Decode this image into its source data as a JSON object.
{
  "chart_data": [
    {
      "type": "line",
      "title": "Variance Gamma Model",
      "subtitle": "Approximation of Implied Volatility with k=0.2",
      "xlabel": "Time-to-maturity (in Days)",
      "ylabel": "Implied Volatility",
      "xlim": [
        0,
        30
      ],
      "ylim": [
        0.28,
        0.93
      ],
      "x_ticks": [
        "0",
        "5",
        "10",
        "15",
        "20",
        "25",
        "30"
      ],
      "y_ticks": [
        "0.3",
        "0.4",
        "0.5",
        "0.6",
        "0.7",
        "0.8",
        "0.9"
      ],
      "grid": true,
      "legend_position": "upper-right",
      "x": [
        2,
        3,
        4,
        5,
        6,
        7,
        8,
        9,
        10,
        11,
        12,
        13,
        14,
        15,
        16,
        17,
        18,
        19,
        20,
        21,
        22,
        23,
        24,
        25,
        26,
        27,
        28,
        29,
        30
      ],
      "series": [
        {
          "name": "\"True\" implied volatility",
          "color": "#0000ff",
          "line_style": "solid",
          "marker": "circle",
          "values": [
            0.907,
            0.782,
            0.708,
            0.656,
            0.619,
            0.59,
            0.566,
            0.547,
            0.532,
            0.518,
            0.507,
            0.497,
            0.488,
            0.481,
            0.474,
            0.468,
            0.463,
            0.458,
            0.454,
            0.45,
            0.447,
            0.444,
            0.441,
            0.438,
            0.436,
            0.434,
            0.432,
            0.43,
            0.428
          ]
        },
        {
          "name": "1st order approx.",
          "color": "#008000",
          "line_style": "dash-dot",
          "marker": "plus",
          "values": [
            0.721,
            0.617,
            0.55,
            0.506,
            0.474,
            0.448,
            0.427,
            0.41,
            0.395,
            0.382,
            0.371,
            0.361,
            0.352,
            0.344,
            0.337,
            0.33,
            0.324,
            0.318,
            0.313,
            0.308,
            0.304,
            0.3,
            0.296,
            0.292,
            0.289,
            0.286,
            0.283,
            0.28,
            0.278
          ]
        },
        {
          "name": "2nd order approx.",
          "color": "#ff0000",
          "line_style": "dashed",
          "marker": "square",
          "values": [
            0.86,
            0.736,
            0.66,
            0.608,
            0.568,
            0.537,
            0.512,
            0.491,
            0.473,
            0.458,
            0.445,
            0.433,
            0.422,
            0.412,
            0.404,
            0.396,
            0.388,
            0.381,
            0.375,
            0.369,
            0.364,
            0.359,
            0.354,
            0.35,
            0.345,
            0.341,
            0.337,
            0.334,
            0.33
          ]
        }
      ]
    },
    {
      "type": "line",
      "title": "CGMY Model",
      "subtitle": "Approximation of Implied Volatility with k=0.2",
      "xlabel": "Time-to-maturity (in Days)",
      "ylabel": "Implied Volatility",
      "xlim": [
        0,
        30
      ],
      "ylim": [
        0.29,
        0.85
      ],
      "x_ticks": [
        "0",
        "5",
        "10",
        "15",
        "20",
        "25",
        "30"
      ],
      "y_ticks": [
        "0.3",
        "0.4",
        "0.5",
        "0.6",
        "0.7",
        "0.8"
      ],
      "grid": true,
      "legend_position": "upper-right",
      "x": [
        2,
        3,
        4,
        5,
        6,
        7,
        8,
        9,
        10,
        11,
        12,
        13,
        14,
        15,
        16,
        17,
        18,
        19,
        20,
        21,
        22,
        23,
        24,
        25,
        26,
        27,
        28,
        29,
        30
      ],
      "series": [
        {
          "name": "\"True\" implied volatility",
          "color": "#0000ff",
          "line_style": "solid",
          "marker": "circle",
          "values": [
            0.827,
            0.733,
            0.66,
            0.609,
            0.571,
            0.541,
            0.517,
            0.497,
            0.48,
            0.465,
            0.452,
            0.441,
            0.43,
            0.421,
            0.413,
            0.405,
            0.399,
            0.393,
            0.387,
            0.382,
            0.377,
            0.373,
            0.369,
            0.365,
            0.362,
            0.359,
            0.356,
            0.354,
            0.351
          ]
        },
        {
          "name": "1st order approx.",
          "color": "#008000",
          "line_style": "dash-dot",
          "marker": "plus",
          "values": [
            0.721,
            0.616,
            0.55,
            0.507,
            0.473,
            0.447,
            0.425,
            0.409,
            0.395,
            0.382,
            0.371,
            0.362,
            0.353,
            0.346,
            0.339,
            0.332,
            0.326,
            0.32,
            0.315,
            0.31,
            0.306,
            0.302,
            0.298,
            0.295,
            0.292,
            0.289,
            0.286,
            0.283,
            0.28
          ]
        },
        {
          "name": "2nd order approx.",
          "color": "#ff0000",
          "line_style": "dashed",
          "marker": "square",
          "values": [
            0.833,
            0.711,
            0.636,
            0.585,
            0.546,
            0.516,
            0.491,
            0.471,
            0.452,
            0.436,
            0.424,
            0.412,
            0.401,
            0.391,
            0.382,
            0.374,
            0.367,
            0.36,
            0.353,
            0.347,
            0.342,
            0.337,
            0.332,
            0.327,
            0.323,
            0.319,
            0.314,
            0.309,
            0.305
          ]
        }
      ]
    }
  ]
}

::::::::

What this task involves:
Retype the material in full. Each word must match.

Output for this exercise:
Decode this image into its source data as a JSON object.
{
  "chart_data": [
    {
      "type": "line",
      "title": "Variance Gamma Model",
      "subtitle": "Approximation of Implied Volatility with k=0.2",
      "xlabel": "Time-to-maturity (in Days)",
      "ylabel": "Implied Volatility",
      "xlim": [
        0,
        30
      ],
      "ylim": [
        0.28,
        0.93
      ],
      "x_ticks": [
        "0",
        "5",
        "10",
        "15",
        "20",
        "25",
        "30"
      ],
      "y_ticks": [
        "0.3",
        "0.4",
        "0.5",
        "0.6",
        "0.7",
        "0.8",
        "0.9"
      ],
      "grid": true,
      "legend_position": "upper-right",
      "x": [
        2,
        3,
        4,
        5,
        6,
        7,
        8,
        9,
        10,
        11,
        12,
        13,
        14,
        15,
        16,
        17,
        18,
        19,
        20,
        21,
        22,
        23,
        24,
        25,
        26,
        27,
        28,
        29,
        30
      ],
      "series": [
        {
          "name": "\"True\" implied volatility",
          "color": "#0000ff",
          "line_style": "solid",
          "marker": "circle",
          "values": [
            0.907,
            0.782,
            0.708,
            0.656,
            0.619,
            0.59,
            0.566,
            0.547,
            0.532,
            0.518,
            0.507,
            0.497,
            0.488,
            0.481,
            0.474,
            0.468,
            0.463,
            0.458,
            0.454,
            0.45,
            0.447,
            0.444,
            0.441,
            0.438,
            0.436,
            0.434,
            0.432,
            0.43,
            0.428
          ]
        },
        {
          "name": "1st order approx.",
          "color": "#008000",
          "line_style": "dash-dot",
          "marker": "plus",
          "values": [
            0.721,
            0.617,
            0.55,
            0.506,
            0.474,
            0.448,
            0.427,
            0.41,
            0.395,
            0.382,
            0.371,
            0.361,
            0.352,
            0.344,
            0.337,
            0.33,
            0.324,
            0.318,
            0.313,
            0.308,
            0.304,
            0.3,
            0.296,
            0.292,
            0.289,
            0.286,
            0.283,
            0.28,
            0.278
          ]
        },
        {
          "name": "2nd order approx.",
          "color": "#ff0000",
          "line_style": "dashed",
          "marker": "square",
          "values": [
            0.86,
            0.736,
            0.66,
            0.608,
            0.568,
            0.537,
            0.512,
            0.491,
            0.473,
            0.458,
            0.445,
            0.433,
            0.422,
            0.412,
            0.404,
            0.396,
            0.388,
            0.381,
            0.375,
            0.369,
            0.364,
            0.359,
            0.354,
            0.35,
            0.345,
            0.341,
            0.337,
            0.334,
            0.33
          ]
        }
      ]
    },
    {
      "type": "line",
      "title": "CGMY Model",
      "subtitle": "Approximation of Implied Volatility with k=0.2",
      "xlabel": "Time-to-maturity (in Days)",
      "ylabel": "Implied Volatility",
      "xlim": [
        0,
        30
      ],
      "ylim": [
        0.29,
        0.85
      ],
      "x_ticks": [
        "0",
        "5",
        "10",
        "15",
        "20",
        "25",
        "30"
      ],
      "y_ticks": [
        "0.3",
        "0.4",
        "0.5",
        "0.6",
        "0.7",
        "0.8"
      ],
      "grid": true,
      "legend_position": "upper-right",
      "x": [
        2,
        3,
        4,
        5,
        6,
        7,
        8,
        9,
        10,
        11,
        12,
        13,
        14,
        15,
        16,
        17,
        18,
        19,
        20,
        21,
        22,
        23,
        24,
        25,
        26,
        27,
        28,
        29,
        30
      ],
      "series": [
        {
          "name": "\"True\" implied volatility",
          "color": "#0000ff",
          "line_style": "solid",
          "marker": "circle",
          "values": [
            0.827,
            0.733,
            0.66,
            0.609,
            0.571,
            0.541,
            0.517,
            0.497,
            0.48,
            0.465,
            0.452,
            0.441,
            0.43,
            0.421,
            0.413,
            0.405,
            0.399,
            0.393,
            0.387,
            0.382,
            0.377,
            0.373,
            0.369,
            0.365,
            0.362,
            0.359,
            0.356,
            0.354,
            0.351
          ]
        },
        {
          "name": "1st order approx.",
          "color": "#008000",
          "line_style": "dash-dot",
          "marker": "plus",
          "values": [
            0.721,
            0.616,
            0.55,
            0.507,
            0.473,
            0.447,
            0.425,
            0.409,
            0.395,
            0.382,
            0.371,
            0.362,
            0.353,
            0.346,
            0.339,
            0.332,
            0.326,
            0.32,
            0.315,
            0.31,
            0.306,
            0.302,
            0.298,
            0.295,
            0.292,
            0.289,
            0.286,
            0.283,
            0.28
          ]
        },
        {
          "name": "2nd order approx.",
          "color": "#ff0000",
          "line_style": "dashed",
          "marker": "square",
          "values": [
            0.833,
            0.711,
            0.636,
            0.585,
            0.546,
            0.516,
            0.491,
            0.471,
            0.452,
            0.436,
            0.424,
            0.412,
            0.401,
            0.391,
            0.382,
            0.374,
            0.367,
            0.36,
            0.353,
            0.347,
            0.342,
            0.337,
            0.332,
            0.327,
            0.323,
            0.319,
            0.314,
            0.309,
            0.305
          ]
        }
      ]
    }
  ]
}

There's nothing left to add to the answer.